* [THE RECORDS]:
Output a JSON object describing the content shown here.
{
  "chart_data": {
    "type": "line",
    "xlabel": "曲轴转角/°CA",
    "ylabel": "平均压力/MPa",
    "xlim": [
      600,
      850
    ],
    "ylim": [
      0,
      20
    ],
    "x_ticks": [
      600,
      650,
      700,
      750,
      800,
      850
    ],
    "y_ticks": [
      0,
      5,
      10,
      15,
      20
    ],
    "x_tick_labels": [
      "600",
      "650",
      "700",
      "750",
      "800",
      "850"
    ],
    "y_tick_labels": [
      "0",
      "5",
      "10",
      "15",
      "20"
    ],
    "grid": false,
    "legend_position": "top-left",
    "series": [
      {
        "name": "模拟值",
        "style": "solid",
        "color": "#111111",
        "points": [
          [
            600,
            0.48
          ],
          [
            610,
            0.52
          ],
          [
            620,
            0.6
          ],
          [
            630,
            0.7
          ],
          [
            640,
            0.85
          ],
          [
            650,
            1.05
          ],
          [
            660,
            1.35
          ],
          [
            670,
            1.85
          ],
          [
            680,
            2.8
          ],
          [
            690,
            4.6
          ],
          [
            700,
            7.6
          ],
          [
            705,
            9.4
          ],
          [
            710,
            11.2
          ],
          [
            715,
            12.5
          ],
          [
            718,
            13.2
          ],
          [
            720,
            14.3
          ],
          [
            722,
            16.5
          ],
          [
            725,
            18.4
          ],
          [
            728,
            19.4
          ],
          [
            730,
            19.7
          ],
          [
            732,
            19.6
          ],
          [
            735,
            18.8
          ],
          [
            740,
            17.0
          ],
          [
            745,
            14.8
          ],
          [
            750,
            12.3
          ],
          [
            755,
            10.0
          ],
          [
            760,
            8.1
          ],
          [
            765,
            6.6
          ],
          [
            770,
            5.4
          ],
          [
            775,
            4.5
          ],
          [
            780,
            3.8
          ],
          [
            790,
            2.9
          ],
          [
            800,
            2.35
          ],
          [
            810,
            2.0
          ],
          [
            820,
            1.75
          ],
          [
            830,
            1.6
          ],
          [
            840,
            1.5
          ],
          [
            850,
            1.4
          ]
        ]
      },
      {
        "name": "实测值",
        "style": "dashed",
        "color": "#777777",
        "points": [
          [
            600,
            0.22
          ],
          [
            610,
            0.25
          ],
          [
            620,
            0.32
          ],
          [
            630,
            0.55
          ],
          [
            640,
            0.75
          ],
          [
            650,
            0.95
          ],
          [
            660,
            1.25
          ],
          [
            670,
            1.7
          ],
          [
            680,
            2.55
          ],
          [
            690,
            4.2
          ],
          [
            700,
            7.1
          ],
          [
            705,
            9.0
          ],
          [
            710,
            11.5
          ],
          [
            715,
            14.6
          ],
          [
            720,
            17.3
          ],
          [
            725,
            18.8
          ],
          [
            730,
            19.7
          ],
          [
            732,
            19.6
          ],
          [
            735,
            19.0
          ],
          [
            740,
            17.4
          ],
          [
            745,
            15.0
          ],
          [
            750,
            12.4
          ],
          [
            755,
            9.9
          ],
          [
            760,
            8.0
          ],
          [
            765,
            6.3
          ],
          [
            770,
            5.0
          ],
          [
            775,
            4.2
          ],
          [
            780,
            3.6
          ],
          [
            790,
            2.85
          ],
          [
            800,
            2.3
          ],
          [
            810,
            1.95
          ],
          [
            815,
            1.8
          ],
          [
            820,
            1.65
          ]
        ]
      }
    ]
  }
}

* [EXERCISE AIM]: Restate the data above word for word, please.

* [OUTPUT OF THE EXERCISE]:
Output a JSON object describing the content shown here.
{
  "chart_data": {
    "type": "line",
    "xlabel": "曲轴转角/°CA",
    "ylabel": "平均压力/MPa",
    "xlim": [
      600,
      850
    ],
    "ylim": [
      0,
      20
    ],
    "x_ticks": [
      600,
      650,
      700,
      750,
      800,
      850
    ],
    "y_ticks": [
      0,
      5,
      10,
      15,
      20
    ],
    "x_tick_labels": [
      "600",
      "650",
      "700",
      "750",
      "800",
      "850"
    ],
    "y_tick_labels": [
      "0",
      "5",
      "10",
      "15",
      "20"
    ],
    "grid": false,
    "legend_position": "top-left",
    "series": [
      {
        "name": "模拟值",
        "style": "solid",
        "color": "#111111",
        "points": [
          [
            600,
            0.48
          ],
          [
            610,
            0.52
          ],
          [
            620,
            0.6
          ],
          [
            630,
            0.7
          ],
          [
            640,
            0.85
          ],
          [
            650,
            1.05
          ],
          [
            660,
            1.35
          ],
          [
            670,
            1.85
          ],
          [
            680,
            2.8
          ],
          [
            690,
            4.6
          ],
          [
            700,
            7.6
          ],
          [
            705,
            9.4
          ],
          [
            710,
            11.2
          ],
          [
            715,
            12.5
          ],
          [
            718,
            13.2
          ],
          [
            720,
            14.3
          ],
          [
            722,
            16.5
          ],
          [
            725,
            18.4
          ],
          [
            728,
            19.4
          ],
          [
            730,
            19.7
          ],
          [
            732,
            19.6
          ],
          [
            735,
            18.8
          ],
          [
            740,
            17.0
          ],
          [
            745,
            14.8
          ],
          [
            750,
            12.3
          ],
          [
            755,
            10.0
          ],
          [
            760,
            8.1
          ],
          [
            765,
            6.6
          ],
          [
            770,
            5.4
          ],
          [
            775,
            4.5
          ],
          [
            780,
            3.8
          ],
          [
            790,
            2.9
          ],
          [
            800,
            2.35
          ],
          [
            810,
            2.0
          ],
          [
            820,
            1.75
          ],
          [
            830,
            1.6
          ],
          [
            840,
            1.5
          ],
          [
            850,
            1.4
          ]
        ]
      },
      {
        "name": "实测值",
        "style": "dashed",
        "color": "#777777",
        "points": [
          [
            600,
            0.22
          ],
          [
            610,
            0.25
          ],
          [
            620,
            0.32
          ],
          [
            630,
            0.55
          ],
          [
            640,
            0.75
          ],
          [
            650,
            0.95
          ],
          [
            660,
            1.25
          ],
          [
            670,
            1.7
          ],
          [
            680,
            2.55
          ],
          [
            690,
            4.2
          ],
          [
            700,
            7.1
          ],
          [
            705,
            9.0
          ],
          [
            710,
            11.5
          ],
          [
            715,
            14.6
          ],
          [
            720,
            17.3
          ],
          [
            725,
            18.8
          ],
          [
            730,
            19.7
          ],
          [
            732,
            19.6
          ],
          [
            735,
            19.0
          ],
          [
            740,
            17.4
          ],
          [
            745,
            15.0
          ],
          [
            750,
            12.4
          ],
          [
            755,
            9.9
          ],
          [
            760,
            8.0
          ],
          [
            765,
            6.3
          ],
          [
            770,
            5.0
          ],
          [
            775,
            4.2
          ],
          [
            780,
            3.6
          ],
          [
            790,
            2.85
          ],
          [
            800,
            2.3
          ],
          [
            810,
            1.95
          ],
          [
            815,
            1.8
          ],
          [
            820,
            1.65
          ]
        ]
      }
    ]
  }
}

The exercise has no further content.